---- Supplied data

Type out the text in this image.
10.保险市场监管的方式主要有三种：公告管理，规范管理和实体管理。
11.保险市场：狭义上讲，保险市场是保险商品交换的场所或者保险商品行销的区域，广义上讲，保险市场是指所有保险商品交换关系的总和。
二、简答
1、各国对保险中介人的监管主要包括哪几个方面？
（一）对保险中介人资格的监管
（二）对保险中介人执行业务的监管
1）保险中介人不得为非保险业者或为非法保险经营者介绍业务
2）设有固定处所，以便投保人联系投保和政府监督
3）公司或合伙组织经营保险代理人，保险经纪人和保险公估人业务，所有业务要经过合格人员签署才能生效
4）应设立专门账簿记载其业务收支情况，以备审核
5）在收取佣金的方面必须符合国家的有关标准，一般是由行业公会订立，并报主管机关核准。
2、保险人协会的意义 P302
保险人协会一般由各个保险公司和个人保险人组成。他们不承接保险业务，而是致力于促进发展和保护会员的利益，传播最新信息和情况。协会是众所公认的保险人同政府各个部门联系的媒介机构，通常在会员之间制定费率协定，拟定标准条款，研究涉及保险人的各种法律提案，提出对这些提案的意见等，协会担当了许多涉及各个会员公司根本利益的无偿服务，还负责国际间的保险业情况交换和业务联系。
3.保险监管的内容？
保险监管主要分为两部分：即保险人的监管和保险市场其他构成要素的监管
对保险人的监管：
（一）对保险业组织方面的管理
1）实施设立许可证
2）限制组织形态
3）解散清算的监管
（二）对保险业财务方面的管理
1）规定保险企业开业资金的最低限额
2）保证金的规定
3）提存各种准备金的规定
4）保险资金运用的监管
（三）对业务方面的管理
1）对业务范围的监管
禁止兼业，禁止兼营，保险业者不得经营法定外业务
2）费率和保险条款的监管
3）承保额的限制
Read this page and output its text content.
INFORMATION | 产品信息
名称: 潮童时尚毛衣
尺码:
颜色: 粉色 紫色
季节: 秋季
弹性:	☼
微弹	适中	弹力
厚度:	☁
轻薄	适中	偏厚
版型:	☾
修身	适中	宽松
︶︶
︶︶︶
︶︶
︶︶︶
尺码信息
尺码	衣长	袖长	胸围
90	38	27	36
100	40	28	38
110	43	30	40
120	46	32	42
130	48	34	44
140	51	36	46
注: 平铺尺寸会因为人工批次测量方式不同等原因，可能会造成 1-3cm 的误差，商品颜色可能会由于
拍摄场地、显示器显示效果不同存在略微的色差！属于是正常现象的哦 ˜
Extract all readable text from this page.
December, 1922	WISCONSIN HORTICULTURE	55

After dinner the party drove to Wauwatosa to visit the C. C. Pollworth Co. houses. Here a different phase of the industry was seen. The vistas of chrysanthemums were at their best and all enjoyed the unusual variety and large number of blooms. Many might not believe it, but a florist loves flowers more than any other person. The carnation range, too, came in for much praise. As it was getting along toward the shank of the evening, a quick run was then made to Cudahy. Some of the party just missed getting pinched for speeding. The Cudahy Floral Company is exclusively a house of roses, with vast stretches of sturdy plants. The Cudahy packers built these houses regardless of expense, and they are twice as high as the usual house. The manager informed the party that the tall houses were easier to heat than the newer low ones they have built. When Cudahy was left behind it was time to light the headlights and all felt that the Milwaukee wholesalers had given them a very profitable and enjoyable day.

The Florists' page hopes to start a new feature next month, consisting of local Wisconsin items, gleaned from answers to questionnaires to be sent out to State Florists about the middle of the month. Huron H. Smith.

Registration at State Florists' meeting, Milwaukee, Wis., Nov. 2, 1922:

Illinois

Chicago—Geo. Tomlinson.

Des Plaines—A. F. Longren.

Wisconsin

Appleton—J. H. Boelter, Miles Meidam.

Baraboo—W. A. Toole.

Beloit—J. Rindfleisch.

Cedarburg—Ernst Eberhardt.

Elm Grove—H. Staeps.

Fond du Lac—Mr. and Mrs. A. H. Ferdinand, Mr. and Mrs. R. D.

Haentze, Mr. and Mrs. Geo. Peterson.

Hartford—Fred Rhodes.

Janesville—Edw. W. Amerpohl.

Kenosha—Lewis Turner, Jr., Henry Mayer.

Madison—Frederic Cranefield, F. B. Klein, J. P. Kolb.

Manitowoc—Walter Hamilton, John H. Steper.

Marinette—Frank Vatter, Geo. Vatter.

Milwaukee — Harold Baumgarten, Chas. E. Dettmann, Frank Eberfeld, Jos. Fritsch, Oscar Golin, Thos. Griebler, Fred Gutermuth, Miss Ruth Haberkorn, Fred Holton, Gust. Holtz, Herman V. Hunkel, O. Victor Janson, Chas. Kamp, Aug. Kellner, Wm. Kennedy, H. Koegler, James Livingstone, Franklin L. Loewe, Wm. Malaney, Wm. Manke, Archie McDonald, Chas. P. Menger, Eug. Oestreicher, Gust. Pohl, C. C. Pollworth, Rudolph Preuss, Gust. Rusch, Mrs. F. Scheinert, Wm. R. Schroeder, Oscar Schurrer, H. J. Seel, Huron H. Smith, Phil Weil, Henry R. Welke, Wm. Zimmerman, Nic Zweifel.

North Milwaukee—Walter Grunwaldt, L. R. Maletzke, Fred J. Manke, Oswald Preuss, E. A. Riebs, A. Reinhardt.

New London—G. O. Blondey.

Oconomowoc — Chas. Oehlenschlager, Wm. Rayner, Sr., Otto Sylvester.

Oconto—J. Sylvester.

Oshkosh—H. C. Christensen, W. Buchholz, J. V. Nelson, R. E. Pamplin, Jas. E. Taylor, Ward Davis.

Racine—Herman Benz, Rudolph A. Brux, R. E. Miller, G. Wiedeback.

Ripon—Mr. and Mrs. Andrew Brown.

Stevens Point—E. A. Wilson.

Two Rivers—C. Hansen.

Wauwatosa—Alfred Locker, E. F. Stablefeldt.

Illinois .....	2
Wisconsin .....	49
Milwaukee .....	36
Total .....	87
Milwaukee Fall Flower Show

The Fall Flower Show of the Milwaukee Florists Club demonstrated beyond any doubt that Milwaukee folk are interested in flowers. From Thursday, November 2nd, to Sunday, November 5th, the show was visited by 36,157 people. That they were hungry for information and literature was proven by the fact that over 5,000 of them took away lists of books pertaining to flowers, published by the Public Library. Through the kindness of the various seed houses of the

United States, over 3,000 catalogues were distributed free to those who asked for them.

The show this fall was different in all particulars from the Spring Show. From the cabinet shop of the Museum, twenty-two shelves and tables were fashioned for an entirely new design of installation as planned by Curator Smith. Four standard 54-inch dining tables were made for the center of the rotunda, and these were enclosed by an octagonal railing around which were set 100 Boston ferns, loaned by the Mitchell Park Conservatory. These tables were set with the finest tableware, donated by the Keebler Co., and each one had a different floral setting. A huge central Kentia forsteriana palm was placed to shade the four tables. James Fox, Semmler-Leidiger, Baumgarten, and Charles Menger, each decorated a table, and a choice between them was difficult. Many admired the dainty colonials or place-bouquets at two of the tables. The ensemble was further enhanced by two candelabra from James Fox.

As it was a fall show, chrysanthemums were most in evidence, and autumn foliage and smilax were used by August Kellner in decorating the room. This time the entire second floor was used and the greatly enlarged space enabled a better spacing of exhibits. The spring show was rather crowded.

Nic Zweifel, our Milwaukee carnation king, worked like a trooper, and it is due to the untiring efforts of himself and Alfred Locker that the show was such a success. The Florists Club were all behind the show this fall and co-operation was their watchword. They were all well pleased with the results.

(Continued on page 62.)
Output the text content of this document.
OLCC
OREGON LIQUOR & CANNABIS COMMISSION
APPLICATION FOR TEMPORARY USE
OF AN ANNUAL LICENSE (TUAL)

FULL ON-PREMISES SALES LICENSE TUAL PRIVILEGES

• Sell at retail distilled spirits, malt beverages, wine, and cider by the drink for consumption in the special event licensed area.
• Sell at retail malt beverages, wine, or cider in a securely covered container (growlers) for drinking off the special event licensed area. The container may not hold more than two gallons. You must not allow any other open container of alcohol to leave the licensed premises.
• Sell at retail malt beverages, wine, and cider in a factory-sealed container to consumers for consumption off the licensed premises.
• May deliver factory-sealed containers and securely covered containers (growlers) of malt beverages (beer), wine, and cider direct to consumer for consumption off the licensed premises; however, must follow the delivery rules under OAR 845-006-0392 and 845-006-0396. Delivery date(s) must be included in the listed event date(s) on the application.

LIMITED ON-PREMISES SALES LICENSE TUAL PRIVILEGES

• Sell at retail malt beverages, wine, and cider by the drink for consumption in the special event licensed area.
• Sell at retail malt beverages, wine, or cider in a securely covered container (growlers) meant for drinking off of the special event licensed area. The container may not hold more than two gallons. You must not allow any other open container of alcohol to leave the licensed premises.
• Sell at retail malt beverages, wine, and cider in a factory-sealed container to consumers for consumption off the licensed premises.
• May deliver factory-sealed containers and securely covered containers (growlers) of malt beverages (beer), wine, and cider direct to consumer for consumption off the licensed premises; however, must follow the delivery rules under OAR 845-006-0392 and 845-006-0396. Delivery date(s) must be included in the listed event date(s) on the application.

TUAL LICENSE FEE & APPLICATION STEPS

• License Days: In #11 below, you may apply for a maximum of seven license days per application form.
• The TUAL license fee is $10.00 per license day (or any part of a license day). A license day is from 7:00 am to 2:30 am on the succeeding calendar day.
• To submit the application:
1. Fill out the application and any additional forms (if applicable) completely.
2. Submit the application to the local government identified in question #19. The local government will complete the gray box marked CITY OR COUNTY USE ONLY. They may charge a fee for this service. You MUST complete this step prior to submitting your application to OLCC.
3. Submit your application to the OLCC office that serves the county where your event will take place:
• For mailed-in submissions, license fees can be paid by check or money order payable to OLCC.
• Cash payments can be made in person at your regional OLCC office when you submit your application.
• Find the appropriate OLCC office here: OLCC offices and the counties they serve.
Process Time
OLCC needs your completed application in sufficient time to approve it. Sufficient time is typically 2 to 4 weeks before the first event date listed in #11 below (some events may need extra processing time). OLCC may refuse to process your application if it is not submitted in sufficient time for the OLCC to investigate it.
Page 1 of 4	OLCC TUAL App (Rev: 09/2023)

--------

_Instruction_: Pick out the lines above containing the word "content", then copy them.

_The completed task_:
Read this page and output its text content.
Output the text content of this document.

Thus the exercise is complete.